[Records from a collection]

★ ★ ★ ★ ★ ★ ★

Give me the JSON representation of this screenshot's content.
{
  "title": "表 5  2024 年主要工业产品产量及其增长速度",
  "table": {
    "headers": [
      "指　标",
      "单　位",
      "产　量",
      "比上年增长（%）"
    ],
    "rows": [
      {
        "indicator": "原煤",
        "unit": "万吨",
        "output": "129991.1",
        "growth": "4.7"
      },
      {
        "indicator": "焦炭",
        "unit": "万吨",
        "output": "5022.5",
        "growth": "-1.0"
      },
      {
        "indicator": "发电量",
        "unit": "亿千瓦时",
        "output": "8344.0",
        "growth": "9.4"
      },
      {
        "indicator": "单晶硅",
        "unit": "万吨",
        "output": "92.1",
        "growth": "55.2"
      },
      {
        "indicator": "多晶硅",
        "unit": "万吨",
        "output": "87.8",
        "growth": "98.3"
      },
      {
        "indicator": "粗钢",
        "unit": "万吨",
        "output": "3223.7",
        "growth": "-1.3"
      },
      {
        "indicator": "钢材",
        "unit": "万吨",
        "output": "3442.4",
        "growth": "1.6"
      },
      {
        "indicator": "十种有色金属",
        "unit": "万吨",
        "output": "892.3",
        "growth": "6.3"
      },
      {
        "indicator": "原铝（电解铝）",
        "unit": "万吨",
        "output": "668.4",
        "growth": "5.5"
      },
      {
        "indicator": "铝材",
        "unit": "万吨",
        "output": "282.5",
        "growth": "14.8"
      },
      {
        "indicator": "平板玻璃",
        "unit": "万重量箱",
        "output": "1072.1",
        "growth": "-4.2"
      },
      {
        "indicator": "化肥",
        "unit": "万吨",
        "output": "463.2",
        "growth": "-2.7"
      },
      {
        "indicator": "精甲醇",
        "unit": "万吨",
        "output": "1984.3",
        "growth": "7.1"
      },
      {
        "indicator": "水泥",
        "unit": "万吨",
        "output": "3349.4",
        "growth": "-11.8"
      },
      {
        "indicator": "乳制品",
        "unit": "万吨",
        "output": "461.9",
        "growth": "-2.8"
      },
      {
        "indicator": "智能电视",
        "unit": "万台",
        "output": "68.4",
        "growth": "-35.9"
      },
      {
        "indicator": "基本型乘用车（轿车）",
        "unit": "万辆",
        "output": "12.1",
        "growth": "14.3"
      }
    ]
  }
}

★ ★ ★ ★ ★ ★ ★

● WHAT THE TASK ASKS:
Restate the listing above word for word.

● COMPLETED EXERCISE:
Give me the JSON representation of this screenshot's content.
{
  "title": "表 5  2024 年主要工业产品产量及其增长速度",
  "table": {
    "headers": [
      "指　标",
      "单　位",
      "产　量",
      "比上年增长（%）"
    ],
    "rows": [
      {
        "indicator": "原煤",
        "unit": "万吨",
        "output": "129991.1",
        "growth": "4.7"
      },
      {
        "indicator": "焦炭",
        "unit": "万吨",
        "output": "5022.5",
        "growth": "-1.0"
      },
      {
        "indicator": "发电量",
        "unit": "亿千瓦时",
        "output": "8344.0",
        "growth": "9.4"
      },
      {
        "indicator": "单晶硅",
        "unit": "万吨",
        "output": "92.1",
        "growth": "55.2"
      },
      {
        "indicator": "多晶硅",
        "unit": "万吨",
        "output": "87.8",
        "growth": "98.3"
      },
      {
        "indicator": "粗钢",
        "unit": "万吨",
        "output": "3223.7",
        "growth": "-1.3"
      },
      {
        "indicator": "钢材",
        "unit": "万吨",
        "output": "3442.4",
        "growth": "1.6"
      },
      {
        "indicator": "十种有色金属",
        "unit": "万吨",
        "output": "892.3",
        "growth": "6.3"
      },
      {
        "indicator": "原铝（电解铝）",
        "unit": "万吨",
        "output": "668.4",
        "growth": "5.5"
      },
      {
        "indicator": "铝材",
        "unit": "万吨",
        "output": "282.5",
        "growth": "14.8"
      },
      {
        "indicator": "平板玻璃",
        "unit": "万重量箱",
        "output": "1072.1",
        "growth": "-4.2"
      },
      {
        "indicator": "化肥",
        "unit": "万吨",
        "output": "463.2",
        "growth": "-2.7"
      },
      {
        "indicator": "精甲醇",
        "unit": "万吨",
        "output": "1984.3",
        "growth": "7.1"
      },
      {
        "indicator": "水泥",
        "unit": "万吨",
        "output": "3349.4",
        "growth": "-11.8"
      },
      {
        "indicator": "乳制品",
        "unit": "万吨",
        "output": "461.9",
        "growth": "-2.8"
      },
      {
        "indicator": "智能电视",
        "unit": "万台",
        "output": "68.4",
        "growth": "-35.9"
      },
      {
        "indicator": "基本型乘用车（轿车）",
        "unit": "万辆",
        "output": "12.1",
        "growth": "14.3"
      }
    ]
  }
}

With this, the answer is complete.